[What you have to do] Your task is to print all of the data word for word.

-.-.-

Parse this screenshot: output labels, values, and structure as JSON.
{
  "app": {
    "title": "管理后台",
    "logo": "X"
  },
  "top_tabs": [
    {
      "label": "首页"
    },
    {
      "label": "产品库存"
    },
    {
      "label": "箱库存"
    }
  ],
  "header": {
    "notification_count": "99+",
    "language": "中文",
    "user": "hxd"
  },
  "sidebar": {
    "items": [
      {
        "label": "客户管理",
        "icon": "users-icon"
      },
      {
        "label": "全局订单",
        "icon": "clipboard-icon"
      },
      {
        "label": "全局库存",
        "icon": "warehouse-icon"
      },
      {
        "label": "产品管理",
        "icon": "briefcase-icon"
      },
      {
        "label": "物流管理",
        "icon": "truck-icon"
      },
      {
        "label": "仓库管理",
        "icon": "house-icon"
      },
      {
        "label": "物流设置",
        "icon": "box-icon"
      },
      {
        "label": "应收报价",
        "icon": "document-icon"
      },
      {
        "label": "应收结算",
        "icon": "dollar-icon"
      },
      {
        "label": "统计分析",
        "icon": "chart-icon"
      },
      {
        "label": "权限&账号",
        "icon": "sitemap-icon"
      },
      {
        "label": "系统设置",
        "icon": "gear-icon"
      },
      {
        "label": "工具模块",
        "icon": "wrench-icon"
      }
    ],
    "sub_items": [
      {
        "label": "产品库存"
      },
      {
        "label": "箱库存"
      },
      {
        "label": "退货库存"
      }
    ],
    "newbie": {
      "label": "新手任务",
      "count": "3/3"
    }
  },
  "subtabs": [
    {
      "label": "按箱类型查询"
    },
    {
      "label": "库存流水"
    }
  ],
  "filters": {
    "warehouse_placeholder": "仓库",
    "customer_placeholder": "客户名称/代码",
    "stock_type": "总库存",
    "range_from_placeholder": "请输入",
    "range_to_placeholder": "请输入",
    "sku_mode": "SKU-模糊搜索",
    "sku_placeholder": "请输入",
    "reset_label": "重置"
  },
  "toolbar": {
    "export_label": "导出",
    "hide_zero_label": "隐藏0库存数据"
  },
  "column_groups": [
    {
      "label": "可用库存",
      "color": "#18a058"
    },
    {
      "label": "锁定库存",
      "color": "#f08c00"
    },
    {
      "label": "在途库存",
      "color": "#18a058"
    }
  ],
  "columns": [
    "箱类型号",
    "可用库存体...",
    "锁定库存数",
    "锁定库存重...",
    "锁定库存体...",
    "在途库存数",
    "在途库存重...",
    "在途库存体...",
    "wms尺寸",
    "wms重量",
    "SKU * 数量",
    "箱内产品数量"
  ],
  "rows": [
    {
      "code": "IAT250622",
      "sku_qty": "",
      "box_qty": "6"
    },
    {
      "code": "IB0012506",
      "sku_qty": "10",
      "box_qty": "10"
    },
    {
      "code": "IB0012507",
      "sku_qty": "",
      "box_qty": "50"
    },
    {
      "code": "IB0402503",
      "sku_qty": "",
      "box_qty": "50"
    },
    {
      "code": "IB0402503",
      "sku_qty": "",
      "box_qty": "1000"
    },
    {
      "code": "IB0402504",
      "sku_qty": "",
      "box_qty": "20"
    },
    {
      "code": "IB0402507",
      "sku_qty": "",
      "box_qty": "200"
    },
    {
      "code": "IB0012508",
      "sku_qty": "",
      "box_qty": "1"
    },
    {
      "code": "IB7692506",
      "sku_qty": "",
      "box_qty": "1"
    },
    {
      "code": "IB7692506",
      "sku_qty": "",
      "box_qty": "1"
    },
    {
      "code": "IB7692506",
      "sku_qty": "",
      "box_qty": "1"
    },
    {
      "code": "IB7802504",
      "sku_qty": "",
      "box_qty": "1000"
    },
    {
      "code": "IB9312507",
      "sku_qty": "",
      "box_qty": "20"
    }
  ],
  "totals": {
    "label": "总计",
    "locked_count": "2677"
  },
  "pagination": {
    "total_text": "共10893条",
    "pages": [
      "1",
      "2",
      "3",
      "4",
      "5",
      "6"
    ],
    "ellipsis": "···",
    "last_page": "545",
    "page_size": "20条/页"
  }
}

-.-.-

[Solution for this exercise]
Parse this screenshot: output labels, values, and structure as JSON.
{
  "app": {
    "title": "管理后台",
    "logo": "X"
  },
  "top_tabs": [
    {
      "label": "首页"
    },
    {
      "label": "产品库存"
    },
    {
      "label": "箱库存"
    }
  ],
  "header": {
    "notification_count": "99+",
    "language": "中文",
    "user": "hxd"
  },
  "sidebar": {
    "items": [
      {
        "label": "客户管理",
        "icon": "users-icon"
      },
      {
        "label": "全局订单",
        "icon": "clipboard-icon"
      },
      {
        "label": "全局库存",
        "icon": "warehouse-icon"
      },
      {
        "label": "产品管理",
        "icon": "briefcase-icon"
      },
      {
        "label": "物流管理",
        "icon": "truck-icon"
      },
      {
        "label": "仓库管理",
        "icon": "house-icon"
      },
      {
        "label": "物流设置",
        "icon": "box-icon"
      },
      {
        "label": "应收报价",
        "icon": "document-icon"
      },
      {
        "label": "应收结算",
        "icon": "dollar-icon"
      },
      {
        "label": "统计分析",
        "icon": "chart-icon"
      },
      {
        "label": "权限&账号",
        "icon": "sitemap-icon"
      },
      {
        "label": "系统设置",
        "icon": "gear-icon"
      },
      {
        "label": "工具模块",
        "icon": "wrench-icon"
      }
    ],
    "sub_items": [
      {
        "label": "产品库存"
      },
      {
        "label": "箱库存"
      },
      {
        "label": "退货库存"
      }
    ],
    "newbie": {
      "label": "新手任务",
      "count": "3/3"
    }
  },
  "subtabs": [
    {
      "label": "按箱类型查询"
    },
    {
      "label": "库存流水"
    }
  ],
  "filters": {
    "warehouse_placeholder": "仓库",
    "customer_placeholder": "客户名称/代码",
    "stock_type": "总库存",
    "range_from_placeholder": "请输入",
    "range_to_placeholder": "请输入",
    "sku_mode": "SKU-模糊搜索",
    "sku_placeholder": "请输入",
    "reset_label": "重置"
  },
  "toolbar": {
    "export_label": "导出",
    "hide_zero_label": "隐藏0库存数据"
  },
  "column_groups": [
    {
      "label": "可用库存",
      "color": "#18a058"
    },
    {
      "label": "锁定库存",
      "color": "#f08c00"
    },
    {
      "label": "在途库存",
      "color": "#18a058"
    }
  ],
  "columns": [
    "箱类型号",
    "可用库存体...",
    "锁定库存数",
    "锁定库存重...",
    "锁定库存体...",
    "在途库存数",
    "在途库存重...",
    "在途库存体...",
    "wms尺寸",
    "wms重量",
    "SKU * 数量",
    "箱内产品数量"
  ],
  "rows": [
    {
      "code": "IAT250622",
      "sku_qty": "",
      "box_qty": "6"
    },
    {
      "code": "IB0012506",
      "sku_qty": "10",
      "box_qty": "10"
    },
    {
      "code": "IB0012507",
      "sku_qty": "",
      "box_qty": "50"
    },
    {
      "code": "IB0402503",
      "sku_qty": "",
      "box_qty": "50"
    },
    {
      "code": "IB0402503",
      "sku_qty": "",
      "box_qty": "1000"
    },
    {
      "code": "IB0402504",
      "sku_qty": "",
      "box_qty": "20"
    },
    {
      "code": "IB0402507",
      "sku_qty": "",
      "box_qty": "200"
    },
    {
      "code": "IB0012508",
      "sku_qty": "",
      "box_qty": "1"
    },
    {
      "code": "IB7692506",
      "sku_qty": "",
      "box_qty": "1"
    },
    {
      "code": "IB7692506",
      "sku_qty": "",
      "box_qty": "1"
    },
    {
      "code": "IB7692506",
      "sku_qty": "",
      "box_qty": "1"
    },
    {
      "code": "IB7802504",
      "sku_qty": "",
      "box_qty": "1000"
    },
    {
      "code": "IB9312507",
      "sku_qty": "",
      "box_qty": "20"
    }
  ],
  "totals": {
    "label": "总计",
    "locked_count": "2677"
  },
  "pagination": {
    "total_text": "共10893条",
    "pages": [
      "1",
      "2",
      "3",
      "4",
      "5",
      "6"
    ],
    "ellipsis": "···",
    "last_page": "545",
    "page_size": "20条/页"
  }
}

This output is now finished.